Your instructions
Using the records below, copy out exactly the line that contains "Transcribe this image's" and every line that follows it, up to and including the last, and no others.

Records for the exercise
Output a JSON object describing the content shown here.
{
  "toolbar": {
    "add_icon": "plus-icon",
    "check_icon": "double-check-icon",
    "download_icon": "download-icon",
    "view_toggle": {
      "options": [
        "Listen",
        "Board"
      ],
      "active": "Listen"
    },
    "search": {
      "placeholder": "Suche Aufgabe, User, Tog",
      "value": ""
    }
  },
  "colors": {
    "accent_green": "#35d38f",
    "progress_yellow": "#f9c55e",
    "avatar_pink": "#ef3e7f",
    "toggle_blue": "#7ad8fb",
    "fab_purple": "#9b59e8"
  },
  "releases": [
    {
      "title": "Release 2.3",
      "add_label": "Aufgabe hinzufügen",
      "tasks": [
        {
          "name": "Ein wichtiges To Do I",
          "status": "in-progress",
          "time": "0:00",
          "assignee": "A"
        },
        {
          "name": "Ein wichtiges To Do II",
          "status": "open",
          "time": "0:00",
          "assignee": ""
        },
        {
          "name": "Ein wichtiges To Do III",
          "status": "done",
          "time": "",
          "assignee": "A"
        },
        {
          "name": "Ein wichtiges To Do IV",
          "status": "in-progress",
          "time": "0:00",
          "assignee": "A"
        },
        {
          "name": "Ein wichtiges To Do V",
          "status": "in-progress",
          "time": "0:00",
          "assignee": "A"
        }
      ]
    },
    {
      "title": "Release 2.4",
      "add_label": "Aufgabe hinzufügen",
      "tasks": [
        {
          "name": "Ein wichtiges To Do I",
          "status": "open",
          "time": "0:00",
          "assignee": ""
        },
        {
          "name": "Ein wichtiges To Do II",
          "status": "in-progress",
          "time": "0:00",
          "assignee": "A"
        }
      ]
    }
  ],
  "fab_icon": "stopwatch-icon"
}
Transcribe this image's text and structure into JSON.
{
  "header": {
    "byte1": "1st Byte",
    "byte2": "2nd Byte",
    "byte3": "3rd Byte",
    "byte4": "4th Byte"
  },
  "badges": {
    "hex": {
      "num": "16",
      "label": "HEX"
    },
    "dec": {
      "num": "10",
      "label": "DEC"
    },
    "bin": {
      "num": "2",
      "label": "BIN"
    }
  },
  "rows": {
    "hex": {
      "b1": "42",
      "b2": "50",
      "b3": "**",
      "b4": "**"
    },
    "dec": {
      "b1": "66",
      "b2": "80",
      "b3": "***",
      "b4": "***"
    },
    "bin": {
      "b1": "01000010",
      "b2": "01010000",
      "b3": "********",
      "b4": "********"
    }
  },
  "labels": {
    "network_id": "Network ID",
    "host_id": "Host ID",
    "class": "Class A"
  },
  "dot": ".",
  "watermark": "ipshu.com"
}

Solution
Transcribe this image's text and structure into JSON.
{
  "header": {
    "byte1": "1st Byte",
    "byte2": "2nd Byte",
    "byte3": "3rd Byte",
    "byte4": "4th Byte"
  },
  "badges": {
    "hex": {
      "num": "16",
      "label": "HEX"
    },
    "dec": {
      "num": "10",
      "label": "DEC"
    },
    "bin": {
      "num": "2",
      "label": "BIN"
    }
  },
  "rows": {
    "hex": {
      "b1": "42",
      "b2": "50",
      "b3": "**",
      "b4": "**"
    },
    "dec": {
      "b1": "66",
      "b2": "80",
      "b3": "***",
      "b4": "***"
    },
    "bin": {
      "b1": "01000010",
      "b2": "01010000",
      "b3": "********",
      "b4": "********"
    }
  },
  "labels": {
    "network_id": "Network ID",
    "host_id": "Host ID",
    "class": "Class A"
  },
  "dot": ".",
  "watermark": "ipshu.com"
}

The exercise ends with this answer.